Source data
## begin

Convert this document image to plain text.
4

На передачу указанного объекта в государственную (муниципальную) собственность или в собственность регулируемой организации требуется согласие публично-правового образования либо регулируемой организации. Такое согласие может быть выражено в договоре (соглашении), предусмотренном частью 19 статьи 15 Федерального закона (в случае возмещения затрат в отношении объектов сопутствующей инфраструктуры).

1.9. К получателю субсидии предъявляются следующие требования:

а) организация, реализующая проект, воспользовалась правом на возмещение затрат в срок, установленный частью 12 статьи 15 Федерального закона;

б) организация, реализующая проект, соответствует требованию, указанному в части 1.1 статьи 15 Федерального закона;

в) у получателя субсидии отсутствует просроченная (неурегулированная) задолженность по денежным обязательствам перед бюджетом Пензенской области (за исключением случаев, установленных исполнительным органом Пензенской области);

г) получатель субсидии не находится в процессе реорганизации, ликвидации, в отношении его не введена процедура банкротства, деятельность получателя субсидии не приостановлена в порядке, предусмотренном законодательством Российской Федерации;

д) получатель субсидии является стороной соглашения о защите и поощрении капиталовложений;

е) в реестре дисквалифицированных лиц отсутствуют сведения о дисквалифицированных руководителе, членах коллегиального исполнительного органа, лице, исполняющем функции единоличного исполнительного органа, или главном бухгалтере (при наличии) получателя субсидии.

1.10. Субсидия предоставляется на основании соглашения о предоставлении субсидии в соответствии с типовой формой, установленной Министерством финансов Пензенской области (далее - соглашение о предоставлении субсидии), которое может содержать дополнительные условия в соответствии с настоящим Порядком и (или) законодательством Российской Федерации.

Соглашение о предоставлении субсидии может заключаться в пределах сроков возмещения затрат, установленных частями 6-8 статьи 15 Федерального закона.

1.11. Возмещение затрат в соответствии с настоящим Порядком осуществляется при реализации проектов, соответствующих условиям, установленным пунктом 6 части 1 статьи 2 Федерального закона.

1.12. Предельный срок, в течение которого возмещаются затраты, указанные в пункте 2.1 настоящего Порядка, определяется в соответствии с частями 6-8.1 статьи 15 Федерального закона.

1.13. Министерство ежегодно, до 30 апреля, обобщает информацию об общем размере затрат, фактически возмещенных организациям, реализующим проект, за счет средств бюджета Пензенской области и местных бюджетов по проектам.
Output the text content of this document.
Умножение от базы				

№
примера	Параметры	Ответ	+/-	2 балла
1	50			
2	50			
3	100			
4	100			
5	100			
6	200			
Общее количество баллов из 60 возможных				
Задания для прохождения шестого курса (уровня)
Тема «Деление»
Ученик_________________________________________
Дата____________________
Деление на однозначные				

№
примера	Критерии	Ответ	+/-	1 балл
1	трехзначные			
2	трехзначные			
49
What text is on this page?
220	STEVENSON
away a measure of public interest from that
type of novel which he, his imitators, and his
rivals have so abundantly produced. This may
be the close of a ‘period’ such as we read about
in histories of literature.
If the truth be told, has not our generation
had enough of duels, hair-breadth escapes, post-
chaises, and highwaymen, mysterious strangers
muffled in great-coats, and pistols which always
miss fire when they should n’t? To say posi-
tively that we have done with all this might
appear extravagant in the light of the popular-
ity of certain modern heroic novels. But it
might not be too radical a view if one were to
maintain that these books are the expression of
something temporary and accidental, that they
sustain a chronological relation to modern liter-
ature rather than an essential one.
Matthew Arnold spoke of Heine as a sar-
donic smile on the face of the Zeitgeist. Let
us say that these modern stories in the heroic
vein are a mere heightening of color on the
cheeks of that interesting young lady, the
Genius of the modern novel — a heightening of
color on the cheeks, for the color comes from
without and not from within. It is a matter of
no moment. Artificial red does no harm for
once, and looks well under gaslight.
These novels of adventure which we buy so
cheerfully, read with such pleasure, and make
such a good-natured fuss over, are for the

## end

● WHAT IS REQUIRED
Pull out each line of the listing that holds the string "color".

● REPLY
vein are a mere heightening of color on the
color on the cheeks, for the color comes from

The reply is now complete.